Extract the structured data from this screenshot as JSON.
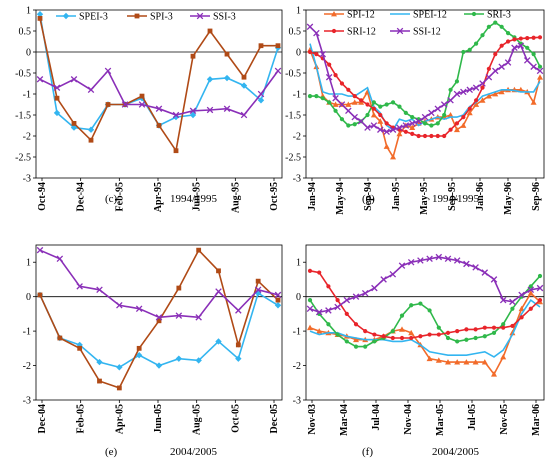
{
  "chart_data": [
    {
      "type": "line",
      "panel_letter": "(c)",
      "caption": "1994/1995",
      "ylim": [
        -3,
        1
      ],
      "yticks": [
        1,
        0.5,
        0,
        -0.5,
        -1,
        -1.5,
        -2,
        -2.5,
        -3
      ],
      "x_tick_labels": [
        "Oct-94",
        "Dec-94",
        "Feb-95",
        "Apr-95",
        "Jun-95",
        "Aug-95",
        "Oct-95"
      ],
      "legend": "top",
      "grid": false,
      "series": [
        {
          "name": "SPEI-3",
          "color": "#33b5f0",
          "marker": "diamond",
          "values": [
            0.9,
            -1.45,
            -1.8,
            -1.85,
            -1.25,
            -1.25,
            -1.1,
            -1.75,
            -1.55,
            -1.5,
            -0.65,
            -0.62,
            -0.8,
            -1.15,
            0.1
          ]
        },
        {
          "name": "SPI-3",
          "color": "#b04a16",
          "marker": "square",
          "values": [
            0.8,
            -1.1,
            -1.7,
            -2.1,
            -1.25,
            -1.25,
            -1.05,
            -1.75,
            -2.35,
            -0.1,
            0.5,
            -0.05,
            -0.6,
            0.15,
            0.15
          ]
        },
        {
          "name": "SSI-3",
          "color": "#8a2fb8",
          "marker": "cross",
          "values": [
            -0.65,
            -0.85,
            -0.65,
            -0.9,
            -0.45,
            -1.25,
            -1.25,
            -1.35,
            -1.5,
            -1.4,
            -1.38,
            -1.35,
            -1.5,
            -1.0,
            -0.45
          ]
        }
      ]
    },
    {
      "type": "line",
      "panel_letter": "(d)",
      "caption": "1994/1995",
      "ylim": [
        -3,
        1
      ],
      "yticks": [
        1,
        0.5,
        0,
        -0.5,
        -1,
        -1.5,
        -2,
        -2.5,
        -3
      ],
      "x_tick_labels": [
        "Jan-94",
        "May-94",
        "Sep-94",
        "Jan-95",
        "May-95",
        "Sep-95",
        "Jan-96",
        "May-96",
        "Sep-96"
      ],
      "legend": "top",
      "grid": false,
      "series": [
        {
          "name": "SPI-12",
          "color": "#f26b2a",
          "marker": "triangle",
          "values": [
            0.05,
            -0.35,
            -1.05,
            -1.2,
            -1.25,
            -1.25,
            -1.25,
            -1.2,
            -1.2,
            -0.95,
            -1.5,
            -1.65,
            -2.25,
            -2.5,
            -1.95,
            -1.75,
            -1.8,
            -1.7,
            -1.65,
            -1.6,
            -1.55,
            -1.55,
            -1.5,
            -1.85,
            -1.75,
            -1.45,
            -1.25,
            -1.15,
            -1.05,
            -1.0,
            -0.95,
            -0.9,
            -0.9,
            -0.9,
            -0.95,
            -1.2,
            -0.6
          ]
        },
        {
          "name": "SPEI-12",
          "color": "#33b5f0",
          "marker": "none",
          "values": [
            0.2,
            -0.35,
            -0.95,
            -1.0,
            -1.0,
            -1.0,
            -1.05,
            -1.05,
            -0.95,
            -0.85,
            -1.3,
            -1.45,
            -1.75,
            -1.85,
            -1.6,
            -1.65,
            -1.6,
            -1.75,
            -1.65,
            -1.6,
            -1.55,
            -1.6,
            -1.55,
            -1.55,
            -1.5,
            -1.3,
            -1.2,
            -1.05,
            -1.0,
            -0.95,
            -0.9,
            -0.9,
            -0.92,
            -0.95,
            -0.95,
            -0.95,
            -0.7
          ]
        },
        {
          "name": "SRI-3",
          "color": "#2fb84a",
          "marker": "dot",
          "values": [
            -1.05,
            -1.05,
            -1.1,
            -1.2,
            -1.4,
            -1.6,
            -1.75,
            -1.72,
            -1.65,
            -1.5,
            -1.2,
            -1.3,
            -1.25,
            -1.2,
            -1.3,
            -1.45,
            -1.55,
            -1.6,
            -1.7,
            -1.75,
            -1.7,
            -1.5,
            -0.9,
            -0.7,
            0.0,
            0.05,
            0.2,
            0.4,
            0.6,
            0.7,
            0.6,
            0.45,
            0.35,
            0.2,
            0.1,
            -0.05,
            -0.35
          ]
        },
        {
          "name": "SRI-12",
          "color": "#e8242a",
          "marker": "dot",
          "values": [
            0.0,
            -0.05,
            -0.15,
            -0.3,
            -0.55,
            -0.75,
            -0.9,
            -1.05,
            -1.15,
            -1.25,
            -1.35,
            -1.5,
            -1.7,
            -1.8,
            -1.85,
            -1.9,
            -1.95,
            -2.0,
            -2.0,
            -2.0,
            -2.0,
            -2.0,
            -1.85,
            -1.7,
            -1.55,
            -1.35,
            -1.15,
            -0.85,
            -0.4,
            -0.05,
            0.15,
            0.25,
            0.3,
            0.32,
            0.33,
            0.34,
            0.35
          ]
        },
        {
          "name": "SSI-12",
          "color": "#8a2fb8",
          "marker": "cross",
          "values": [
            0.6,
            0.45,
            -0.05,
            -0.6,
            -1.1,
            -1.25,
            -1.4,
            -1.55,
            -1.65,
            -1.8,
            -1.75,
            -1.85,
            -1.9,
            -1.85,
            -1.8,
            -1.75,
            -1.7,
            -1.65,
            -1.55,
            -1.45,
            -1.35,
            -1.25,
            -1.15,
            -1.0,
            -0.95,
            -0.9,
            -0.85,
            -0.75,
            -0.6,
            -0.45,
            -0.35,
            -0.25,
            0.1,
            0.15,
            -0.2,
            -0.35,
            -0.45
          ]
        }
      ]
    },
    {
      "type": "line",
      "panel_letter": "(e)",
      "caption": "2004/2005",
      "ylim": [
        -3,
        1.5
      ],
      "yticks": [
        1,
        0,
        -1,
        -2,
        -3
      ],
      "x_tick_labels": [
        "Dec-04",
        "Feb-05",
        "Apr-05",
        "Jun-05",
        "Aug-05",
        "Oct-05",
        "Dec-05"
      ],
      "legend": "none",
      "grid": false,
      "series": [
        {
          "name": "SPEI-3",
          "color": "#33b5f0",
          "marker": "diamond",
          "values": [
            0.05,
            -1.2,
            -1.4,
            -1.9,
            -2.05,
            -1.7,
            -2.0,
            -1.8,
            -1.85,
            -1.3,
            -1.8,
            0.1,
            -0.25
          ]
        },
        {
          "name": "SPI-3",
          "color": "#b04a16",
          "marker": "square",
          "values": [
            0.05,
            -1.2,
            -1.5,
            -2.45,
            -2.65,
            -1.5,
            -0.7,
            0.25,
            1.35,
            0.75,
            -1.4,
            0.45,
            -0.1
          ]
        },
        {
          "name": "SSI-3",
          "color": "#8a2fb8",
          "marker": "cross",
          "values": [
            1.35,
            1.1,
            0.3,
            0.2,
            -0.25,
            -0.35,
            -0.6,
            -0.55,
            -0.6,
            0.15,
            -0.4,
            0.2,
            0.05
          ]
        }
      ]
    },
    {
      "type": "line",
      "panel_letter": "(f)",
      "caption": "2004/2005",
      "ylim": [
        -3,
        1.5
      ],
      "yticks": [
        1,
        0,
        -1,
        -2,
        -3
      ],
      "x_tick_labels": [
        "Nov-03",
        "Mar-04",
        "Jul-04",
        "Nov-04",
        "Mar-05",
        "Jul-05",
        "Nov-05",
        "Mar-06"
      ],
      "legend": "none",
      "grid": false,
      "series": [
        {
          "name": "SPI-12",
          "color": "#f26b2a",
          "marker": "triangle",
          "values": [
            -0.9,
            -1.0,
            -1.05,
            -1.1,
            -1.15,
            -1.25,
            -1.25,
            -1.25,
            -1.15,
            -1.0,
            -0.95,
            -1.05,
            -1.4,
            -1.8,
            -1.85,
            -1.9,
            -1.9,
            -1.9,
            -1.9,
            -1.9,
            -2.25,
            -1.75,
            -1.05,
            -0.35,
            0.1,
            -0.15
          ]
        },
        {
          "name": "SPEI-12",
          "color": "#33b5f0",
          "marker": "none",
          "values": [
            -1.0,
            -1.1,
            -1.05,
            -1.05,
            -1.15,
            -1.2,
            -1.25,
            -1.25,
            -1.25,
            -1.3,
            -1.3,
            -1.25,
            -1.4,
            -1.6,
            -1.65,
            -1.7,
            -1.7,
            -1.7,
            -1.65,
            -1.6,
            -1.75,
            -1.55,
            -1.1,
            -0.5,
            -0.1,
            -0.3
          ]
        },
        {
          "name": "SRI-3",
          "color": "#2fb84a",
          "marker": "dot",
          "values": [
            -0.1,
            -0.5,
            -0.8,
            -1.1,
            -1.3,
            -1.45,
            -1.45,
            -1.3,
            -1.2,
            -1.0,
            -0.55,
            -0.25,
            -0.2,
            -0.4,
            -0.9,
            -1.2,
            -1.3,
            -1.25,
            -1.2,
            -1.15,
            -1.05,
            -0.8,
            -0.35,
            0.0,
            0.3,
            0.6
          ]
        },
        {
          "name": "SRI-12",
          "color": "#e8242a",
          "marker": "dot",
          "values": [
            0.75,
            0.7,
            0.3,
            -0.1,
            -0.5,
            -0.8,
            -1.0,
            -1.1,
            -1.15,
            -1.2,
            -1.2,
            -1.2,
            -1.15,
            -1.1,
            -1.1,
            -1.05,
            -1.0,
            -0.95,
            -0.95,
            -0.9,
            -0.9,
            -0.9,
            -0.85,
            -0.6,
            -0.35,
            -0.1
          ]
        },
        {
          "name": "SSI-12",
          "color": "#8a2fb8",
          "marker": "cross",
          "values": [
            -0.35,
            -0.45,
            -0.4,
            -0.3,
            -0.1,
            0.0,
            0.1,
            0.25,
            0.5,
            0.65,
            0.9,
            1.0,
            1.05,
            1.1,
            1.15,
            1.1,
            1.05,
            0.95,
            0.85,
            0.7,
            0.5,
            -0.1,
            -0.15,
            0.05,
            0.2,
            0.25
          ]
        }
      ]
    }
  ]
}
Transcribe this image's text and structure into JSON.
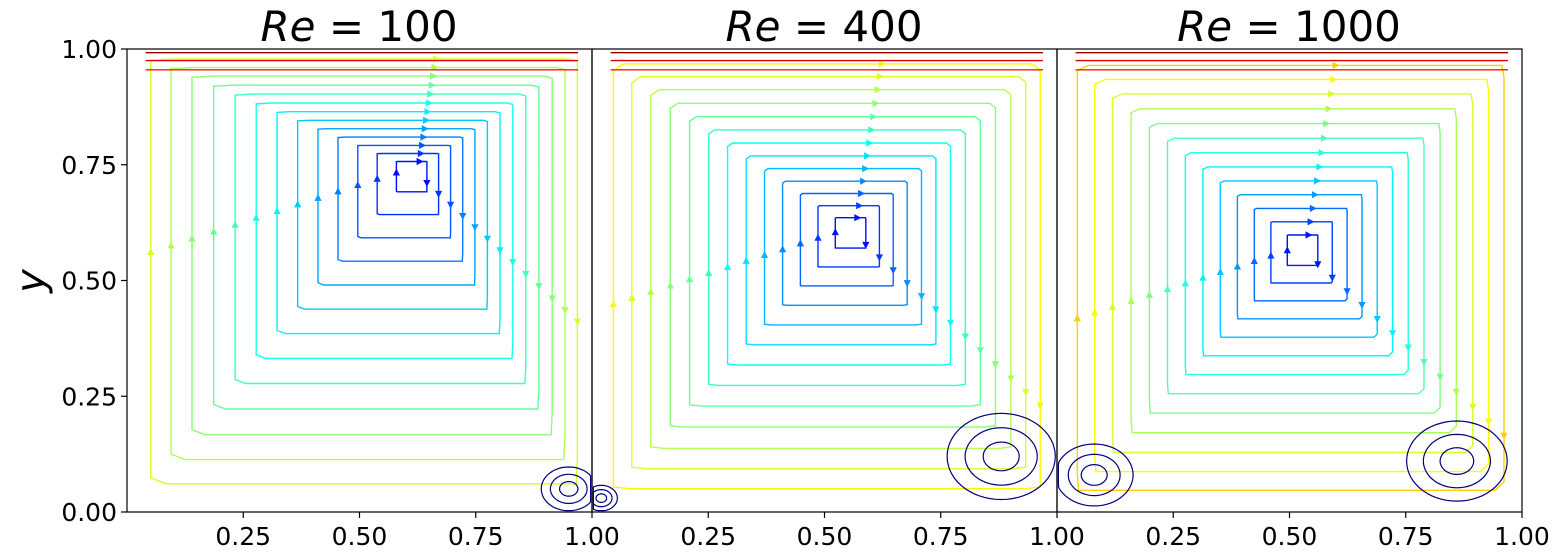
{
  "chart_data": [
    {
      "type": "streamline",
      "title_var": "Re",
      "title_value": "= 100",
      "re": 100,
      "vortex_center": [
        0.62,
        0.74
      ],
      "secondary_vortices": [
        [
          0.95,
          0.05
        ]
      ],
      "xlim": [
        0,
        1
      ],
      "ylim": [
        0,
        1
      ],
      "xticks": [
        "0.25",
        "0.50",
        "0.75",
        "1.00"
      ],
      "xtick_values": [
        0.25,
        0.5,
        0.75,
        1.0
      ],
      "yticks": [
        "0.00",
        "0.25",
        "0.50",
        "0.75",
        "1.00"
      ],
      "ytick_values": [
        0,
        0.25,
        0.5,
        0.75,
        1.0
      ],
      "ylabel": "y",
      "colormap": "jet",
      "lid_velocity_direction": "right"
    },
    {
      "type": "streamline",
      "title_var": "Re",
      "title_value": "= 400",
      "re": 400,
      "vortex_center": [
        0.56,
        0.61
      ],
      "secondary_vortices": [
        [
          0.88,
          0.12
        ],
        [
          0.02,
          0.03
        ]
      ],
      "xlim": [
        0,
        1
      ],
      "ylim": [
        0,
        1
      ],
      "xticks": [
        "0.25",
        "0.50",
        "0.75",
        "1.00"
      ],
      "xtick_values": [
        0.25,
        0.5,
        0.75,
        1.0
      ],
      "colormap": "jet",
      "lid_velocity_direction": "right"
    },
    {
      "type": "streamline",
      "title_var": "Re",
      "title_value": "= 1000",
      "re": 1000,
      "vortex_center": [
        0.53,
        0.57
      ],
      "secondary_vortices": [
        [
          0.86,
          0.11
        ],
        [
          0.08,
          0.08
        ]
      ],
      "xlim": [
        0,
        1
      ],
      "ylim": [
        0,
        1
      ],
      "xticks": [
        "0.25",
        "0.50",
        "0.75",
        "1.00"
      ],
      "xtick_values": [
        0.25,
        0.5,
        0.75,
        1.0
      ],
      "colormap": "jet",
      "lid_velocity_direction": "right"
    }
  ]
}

▶ **Problem details**:
For the data above, state how many lines contain "this"; the number is the whole answer.

▶ **Solution**:
2